• _Set task 1_:
In the bug #15449 message below, why does Thomas Munro now agree to enable the default disposition and ignore a SIGPIPE termination? Answer in one to three sentences.
• _Set task 2_:
Shorten the paragraph that begins "A program sophisticated enough" in the bug #15449 message below, keeping its main facts.
** start of Page **
Re: BUG #15449: file_fdw using program cause exit code error whenusing LIMIT - Mailing list pgsql-bugs

From Kyotaro HORIGUCHI
Subject Re: BUG #15449: file_fdw using program cause exit code error whenusing LIMIT
Date
Msg-id 20181109.143931.243136889.horiguchi.kyotaro@lab.ntt.co.jp
Whole thread Raw
In response to Re: BUG #15449: file_fdw using program cause exit code error whenusing LIMIT  (Etsuro Fujita <fujita.etsuro@lab.ntt.co.jp>)
Responses Re: BUG #15449: file_fdw using program cause exit code error whenusing LIMIT  (Thomas Munro <thomas.munro@enterprisedb.com>)
Re: BUG #15449: file_fdw using program cause exit code error whenusing LIMIT  (Thomas Munro <thomas.munro@enterprisedb.com>)
Re: BUG #15449: file_fdw using program cause exit code error whenusing LIMIT  (Etsuro Fujita <fujita.etsuro@lab.ntt.co.jp>)
Re: BUG #15449: file_fdw using program cause exit code error whenusing LIMIT  (Etsuro Fujita <fujita.etsuro@lab.ntt.co.jp>)
List pgsql-bugs
At Thu, 08 Nov 2018 21:52:31 +0900, Etsuro Fujita <fujita.etsuro@lab.ntt.co.jp> wrote in
<5BE4318F.4040002@lab.ntt.co.jp>
> (2018/11/08 10:50), Thomas Munro wrote:
> > I take back what I said earlier about false positives from other
> > pipes.  I think it's only traditional Unix programs designed for use
> > in pipelines and naive programs that let SIGPIPE terminate the
> > process.   The accepted answer here gives a good way to think about
> > it:
> >
> > https://stackoverflow.com/questions/8369506/why-does-sigpipe-exist
> 
> Thanks for the information!
>
> > A program sophisticated enough to be writing to other pipes is no
> > longer in that category and should be setting up signal dispositions
> > itself, so I agree that we should enable the default disposition and
> > ignore WTERMSIG(exit_code) == SIGPIPE, as proposed.  That is pretty
> > close to the intended purpose of that signal AFAICS.
** end of Page **
** start of Extracted material **
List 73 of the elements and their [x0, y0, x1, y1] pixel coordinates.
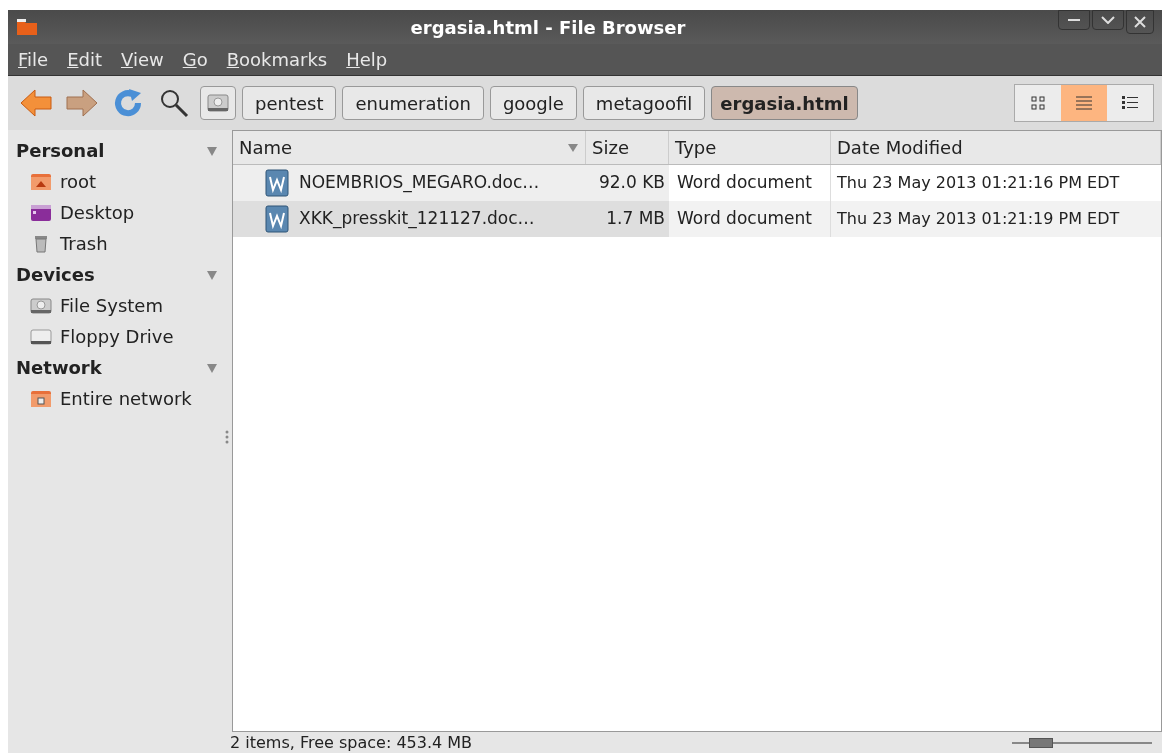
path-button[interactable]: ergasia.html: [711, 86, 858, 120]
drive-icon: [30, 327, 52, 346]
maximize-button[interactable]: [1092, 10, 1124, 30]
reload-icon: [112, 87, 144, 119]
column-header[interactable]: Size: [586, 131, 669, 164]
folder-icon: [16, 18, 38, 36]
menu-item[interactable]: View: [121, 46, 164, 73]
file-name: NOEMBRIOS_MEGARO.doc…: [299, 171, 540, 195]
section-header: Network: [16, 356, 102, 380]
home-folder-icon: [30, 172, 52, 191]
resize-handle-icon[interactable]: [225, 430, 229, 444]
zoom-slider[interactable]: [1012, 736, 1152, 749]
sidebar-label: Floppy Drive: [60, 325, 174, 349]
minimize-icon: [1068, 19, 1080, 21]
file-row[interactable]: XKK_presskit_121127.doc… 1.7 MB Word document Thu 23 May 2013 01:21:19 PM EDT: [233, 201, 1161, 237]
menu-item[interactable]: Go: [182, 46, 208, 73]
sort-arrow-icon: [567, 142, 579, 153]
column-title: Name: [239, 136, 293, 160]
word-document-icon: [265, 205, 289, 233]
file-size: 92.0 KB: [586, 165, 669, 201]
column-header[interactable]: Date Modified: [831, 131, 1161, 164]
column-title: Type: [675, 136, 717, 160]
chevron-down-icon: [1101, 16, 1115, 24]
view-mode-button[interactable]: [1107, 85, 1153, 121]
section-header: Personal: [16, 139, 105, 163]
close-icon: [1134, 16, 1146, 28]
close-button[interactable]: [1126, 10, 1154, 34]
minimize-button[interactable]: [1058, 10, 1090, 30]
path-button[interactable]: pentest: [242, 86, 337, 120]
list-icon: [1076, 96, 1092, 110]
menu-item[interactable]: Help: [346, 46, 388, 73]
menu-item[interactable]: File: [18, 46, 49, 73]
file-date: Thu 23 May 2013 01:21:19 PM EDT: [836, 208, 1121, 230]
root-crumb-button[interactable]: [200, 86, 236, 120]
file-date: Thu 23 May 2013 01:21:16 PM EDT: [836, 172, 1121, 194]
sidebar-label: Desktop: [60, 201, 135, 225]
section-header: Devices: [16, 263, 95, 287]
file-size: 1.7 MB: [586, 201, 669, 237]
column-header[interactable]: Type: [669, 131, 831, 164]
sidebar-label: File System: [60, 294, 163, 318]
sidebar-item[interactable]: Floppy Drive: [16, 321, 218, 352]
menu-item[interactable]: Edit: [67, 46, 102, 73]
expanded-triangle-icon[interactable]: [206, 268, 218, 281]
sidebar-label: root: [60, 170, 97, 194]
column-header[interactable]: Name: [233, 131, 586, 164]
right-arrow-icon: [65, 88, 99, 118]
window-title: ergasia.html - File Browser: [409, 15, 687, 40]
path-button[interactable]: enumeration: [342, 86, 484, 120]
file-name: XKK_presskit_121127.doc…: [299, 207, 535, 231]
sidebar-item[interactable]: Entire network: [16, 383, 218, 414]
path-button[interactable]: metagoofil: [582, 86, 706, 120]
sidebar-item[interactable]: Desktop: [16, 197, 218, 228]
left-arrow-icon: [19, 88, 53, 118]
path-button[interactable]: google: [489, 86, 577, 120]
search-icon: [159, 88, 189, 118]
file-type: Word document: [669, 201, 831, 237]
word-document-icon: [265, 169, 289, 197]
column-title: Date Modified: [837, 136, 963, 160]
sidebar-label: Entire network: [60, 387, 192, 411]
column-title: Size: [592, 136, 629, 160]
slider-thumb[interactable]: [1029, 737, 1054, 748]
sidebar-item[interactable]: root: [16, 166, 218, 197]
sidebar-item[interactable]: File System: [16, 290, 218, 321]
expanded-triangle-icon[interactable]: [206, 361, 218, 374]
status-text: 2 items, Free space: 453.4 MB: [230, 731, 474, 753]
expanded-triangle-icon[interactable]: [206, 144, 218, 157]
desktop-icon: [30, 203, 52, 222]
network-folder-icon: [30, 389, 52, 408]
sidebar-label: Trash: [60, 232, 108, 256]
menu-item[interactable]: Bookmarks: [226, 46, 328, 73]
grid-icon: [1031, 96, 1045, 110]
detail-list-icon: [1122, 96, 1138, 110]
sidebar-item[interactable]: Trash: [16, 228, 218, 259]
** end of Extracted material **
• _Full output 1_:
He now thinks only traditional Unix programs built for pipelines and naive programs let SIGPIPE end the process. A program advanced enough to write to other pipes should set up its own signal dispositions, so he no longer worries about false positives from other pipes. He adds that ignoring SIGPIPE this way is close to what the signal is meant for.

• _Full output 2_:
A program that writes to other pipes falls outside that category and should set its own signal dispositions. So Munro agrees with the proposal to enable the default disposition and ignore WTERMSIG(exit_code) == SIGPIPE, which he sees as close to the signal's intended purpose.